** WHAT THE EXERCISE ASKS **
Below are the records; reproduce all of them exactly but without any images.

** EXERCISE INPUTS **
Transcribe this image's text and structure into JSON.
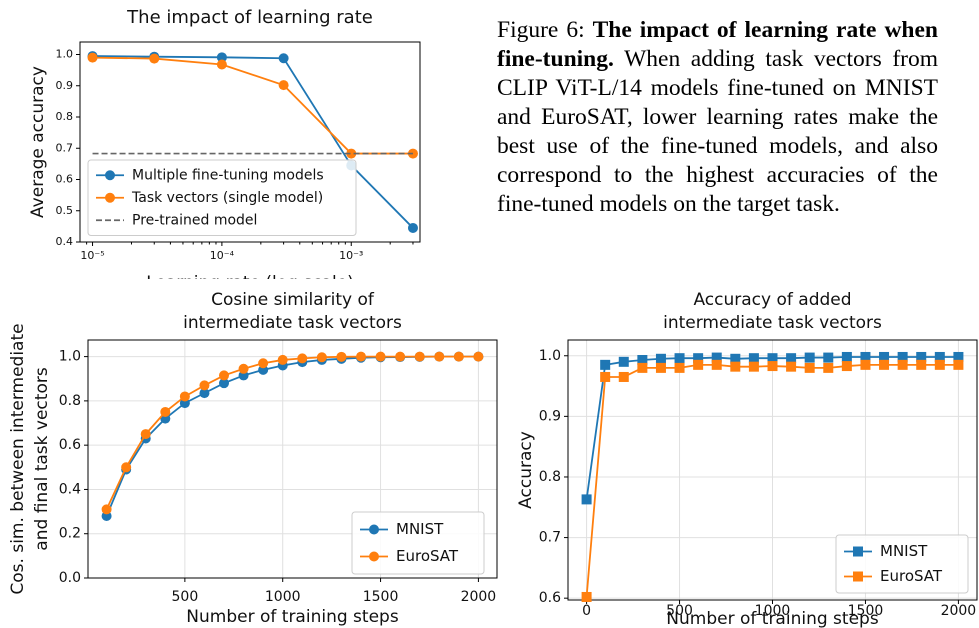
{
  "chart_data": [
    {
      "type": "line",
      "title": [
        "The impact of learning rate"
      ],
      "xlabel": "Learning rate (log scale)",
      "ylabel": [
        "Average accuracy"
      ],
      "xscale": "log",
      "x": [
        1e-05,
        3e-05,
        0.0001,
        0.0003,
        0.001,
        0.003
      ],
      "xlim": [
        8e-06,
        0.0034
      ],
      "xticks": [
        {
          "value": 1e-05,
          "label": "10⁻⁵"
        },
        {
          "value": 0.0001,
          "label": "10⁻⁴"
        },
        {
          "value": 0.001,
          "label": "10⁻³"
        }
      ],
      "ylim": [
        0.4,
        1.04
      ],
      "yticks": [
        0.4,
        0.5,
        0.6,
        0.7,
        0.8,
        0.9,
        {
          "value": 1.0,
          "label": "1.0"
        }
      ],
      "grid": false,
      "legend": "lower left",
      "series": [
        {
          "name": "Multiple fine-tuning models",
          "color": "#1f77b4",
          "marker": "o",
          "linestyle": "solid",
          "values": [
            0.995,
            0.993,
            0.991,
            0.988,
            0.645,
            0.445
          ]
        },
        {
          "name": "Task vectors (single model)",
          "color": "#ff7f0e",
          "marker": "o",
          "linestyle": "solid",
          "values": [
            0.99,
            0.987,
            0.968,
            0.902,
            0.683,
            0.683
          ]
        },
        {
          "name": "Pre-trained model",
          "color": "#666666",
          "marker": "none",
          "linestyle": "dashed",
          "values": [
            0.683,
            0.683,
            0.683,
            0.683,
            0.683,
            0.683
          ]
        }
      ]
    },
    {
      "type": "line",
      "title": [
        "Cosine similarity of",
        "intermediate task vectors"
      ],
      "xlabel": "Number of training steps",
      "ylabel": [
        "Cos. sim. between intermediate",
        "and final task vectors"
      ],
      "x": [
        100,
        200,
        300,
        400,
        500,
        600,
        700,
        800,
        900,
        1000,
        1100,
        1200,
        1300,
        1400,
        1500,
        1600,
        1700,
        1800,
        1900,
        2000
      ],
      "xlim": [
        5,
        2095
      ],
      "xticks": [
        500,
        1000,
        1500,
        2000
      ],
      "ylim": [
        0,
        1.075
      ],
      "yticks": [
        {
          "value": 0,
          "label": "0.0"
        },
        0.2,
        0.4,
        0.6,
        0.8,
        {
          "value": 1.0,
          "label": "1.0"
        }
      ],
      "grid": true,
      "legend": "lower right",
      "series": [
        {
          "name": "MNIST",
          "color": "#1f77b4",
          "marker": "o",
          "linestyle": "solid",
          "values": [
            0.28,
            0.49,
            0.63,
            0.72,
            0.79,
            0.835,
            0.88,
            0.915,
            0.94,
            0.96,
            0.975,
            0.985,
            0.99,
            0.995,
            0.997,
            0.998,
            0.999,
            1.0,
            1.0,
            1.0
          ]
        },
        {
          "name": "EuroSAT",
          "color": "#ff7f0e",
          "marker": "o",
          "linestyle": "solid",
          "values": [
            0.31,
            0.5,
            0.65,
            0.75,
            0.82,
            0.87,
            0.915,
            0.945,
            0.97,
            0.985,
            0.992,
            0.997,
            0.999,
            1.0,
            1.0,
            1.0,
            1.0,
            1.0,
            1.0,
            1.0
          ]
        }
      ]
    },
    {
      "type": "line",
      "title": [
        "Accuracy of added",
        "intermediate task vectors"
      ],
      "xlabel": "Number of training steps",
      "ylabel": [
        "Accuracy"
      ],
      "x": [
        0,
        100,
        200,
        300,
        400,
        500,
        600,
        700,
        800,
        900,
        1000,
        1100,
        1200,
        1300,
        1400,
        1500,
        1600,
        1700,
        1800,
        1900,
        2000
      ],
      "xlim": [
        -100,
        2100
      ],
      "xticks": [
        0,
        500,
        1000,
        1500,
        2000
      ],
      "ylim": [
        0.597,
        1.026
      ],
      "yticks": [
        0.6,
        0.7,
        0.8,
        0.9,
        {
          "value": 1.0,
          "label": "1.0"
        }
      ],
      "grid": true,
      "legend": "lower right",
      "series": [
        {
          "name": "MNIST",
          "color": "#1f77b4",
          "marker": "s",
          "linestyle": "solid",
          "values": [
            0.763,
            0.985,
            0.99,
            0.993,
            0.995,
            0.996,
            0.996,
            0.997,
            0.995,
            0.996,
            0.996,
            0.996,
            0.997,
            0.997,
            0.998,
            0.998,
            0.998,
            0.998,
            0.998,
            0.998,
            0.998
          ]
        },
        {
          "name": "EuroSAT",
          "color": "#ff7f0e",
          "marker": "s",
          "linestyle": "solid",
          "values": [
            0.602,
            0.965,
            0.965,
            0.98,
            0.98,
            0.98,
            0.985,
            0.985,
            0.982,
            0.982,
            0.983,
            0.982,
            0.98,
            0.98,
            0.983,
            0.985,
            0.985,
            0.985,
            0.985,
            0.985,
            0.985
          ]
        }
      ]
    }
  ],
  "caption": {
    "label": "Figure 6:",
    "bold": "The impact of learning rate when fine-tuning.",
    "text": "When adding task vectors from CLIP ViT-L/14 models fine-tuned on MNIST and EuroSAT, lower learning rates make the best use of the fine-tuned models, and also correspond to the highest accuracies of the fine-tuned models on the target task."
  }
}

** RESPONSE TO THE TASK **
Transcribe this image's text and structure into JSON.
{
  "chart_data": [
    {
      "type": "line",
      "title": [
        "The impact of learning rate"
      ],
      "xlabel": "Learning rate (log scale)",
      "ylabel": [
        "Average accuracy"
      ],
      "xscale": "log",
      "x": [
        1e-05,
        3e-05,
        0.0001,
        0.0003,
        0.001,
        0.003
      ],
      "xlim": [
        8e-06,
        0.0034
      ],
      "xticks": [
        {
          "value": 1e-05,
          "label": "10⁻⁵"
        },
        {
          "value": 0.0001,
          "label": "10⁻⁴"
        },
        {
          "value": 0.001,
          "label": "10⁻³"
        }
      ],
      "ylim": [
        0.4,
        1.04
      ],
      "yticks": [
        0.4,
        0.5,
        0.6,
        0.7,
        0.8,
        0.9,
        {
          "value": 1.0,
          "label": "1.0"
        }
      ],
      "grid": false,
      "legend": "lower left",
      "series": [
        {
          "name": "Multiple fine-tuning models",
          "color": "#1f77b4",
          "marker": "o",
          "linestyle": "solid",
          "values": [
            0.995,
            0.993,
            0.991,
            0.988,
            0.645,
            0.445
          ]
        },
        {
          "name": "Task vectors (single model)",
          "color": "#ff7f0e",
          "marker": "o",
          "linestyle": "solid",
          "values": [
            0.99,
            0.987,
            0.968,
            0.902,
            0.683,
            0.683
          ]
        },
        {
          "name": "Pre-trained model",
          "color": "#666666",
          "marker": "none",
          "linestyle": "dashed",
          "values": [
            0.683,
            0.683,
            0.683,
            0.683,
            0.683,
            0.683
          ]
        }
      ]
    },
    {
      "type": "line",
      "title": [
        "Cosine similarity of",
        "intermediate task vectors"
      ],
      "xlabel": "Number of training steps",
      "ylabel": [
        "Cos. sim. between intermediate",
        "and final task vectors"
      ],
      "x": [
        100,
        200,
        300,
        400,
        500,
        600,
        700,
        800,
        900,
        1000,
        1100,
        1200,
        1300,
        1400,
        1500,
        1600,
        1700,
        1800,
        1900,
        2000
      ],
      "xlim": [
        5,
        2095
      ],
      "xticks": [
        500,
        1000,
        1500,
        2000
      ],
      "ylim": [
        0,
        1.075
      ],
      "yticks": [
        {
          "value": 0,
          "label": "0.0"
        },
        0.2,
        0.4,
        0.6,
        0.8,
        {
          "value": 1.0,
          "label": "1.0"
        }
      ],
      "grid": true,
      "legend": "lower right",
      "series": [
        {
          "name": "MNIST",
          "color": "#1f77b4",
          "marker": "o",
          "linestyle": "solid",
          "values": [
            0.28,
            0.49,
            0.63,
            0.72,
            0.79,
            0.835,
            0.88,
            0.915,
            0.94,
            0.96,
            0.975,
            0.985,
            0.99,
            0.995,
            0.997,
            0.998,
            0.999,
            1.0,
            1.0,
            1.0
          ]
        },
        {
          "name": "EuroSAT",
          "color": "#ff7f0e",
          "marker": "o",
          "linestyle": "solid",
          "values": [
            0.31,
            0.5,
            0.65,
            0.75,
            0.82,
            0.87,
            0.915,
            0.945,
            0.97,
            0.985,
            0.992,
            0.997,
            0.999,
            1.0,
            1.0,
            1.0,
            1.0,
            1.0,
            1.0,
            1.0
          ]
        }
      ]
    },
    {
      "type": "line",
      "title": [
        "Accuracy of added",
        "intermediate task vectors"
      ],
      "xlabel": "Number of training steps",
      "ylabel": [
        "Accuracy"
      ],
      "x": [
        0,
        100,
        200,
        300,
        400,
        500,
        600,
        700,
        800,
        900,
        1000,
        1100,
        1200,
        1300,
        1400,
        1500,
        1600,
        1700,
        1800,
        1900,
        2000
      ],
      "xlim": [
        -100,
        2100
      ],
      "xticks": [
        0,
        500,
        1000,
        1500,
        2000
      ],
      "ylim": [
        0.597,
        1.026
      ],
      "yticks": [
        0.6,
        0.7,
        0.8,
        0.9,
        {
          "value": 1.0,
          "label": "1.0"
        }
      ],
      "grid": true,
      "legend": "lower right",
      "series": [
        {
          "name": "MNIST",
          "color": "#1f77b4",
          "marker": "s",
          "linestyle": "solid",
          "values": [
            0.763,
            0.985,
            0.99,
            0.993,
            0.995,
            0.996,
            0.996,
            0.997,
            0.995,
            0.996,
            0.996,
            0.996,
            0.997,
            0.997,
            0.998,
            0.998,
            0.998,
            0.998,
            0.998,
            0.998,
            0.998
          ]
        },
        {
          "name": "EuroSAT",
          "color": "#ff7f0e",
          "marker": "s",
          "linestyle": "solid",
          "values": [
            0.602,
            0.965,
            0.965,
            0.98,
            0.98,
            0.98,
            0.985,
            0.985,
            0.982,
            0.982,
            0.983,
            0.982,
            0.98,
            0.98,
            0.983,
            0.985,
            0.985,
            0.985,
            0.985,
            0.985,
            0.985
          ]
        }
      ]
    }
  ],
  "caption": {
    "label": "Figure 6:",
    "bold": "The impact of learning rate when fine-tuning.",
    "text": "When adding task vectors from CLIP ViT-L/14 models fine-tuned on MNIST and EuroSAT, lower learning rates make the best use of the fine-tuned models, and also correspond to the highest accuracies of the fine-tuned models on the target task."
  }
}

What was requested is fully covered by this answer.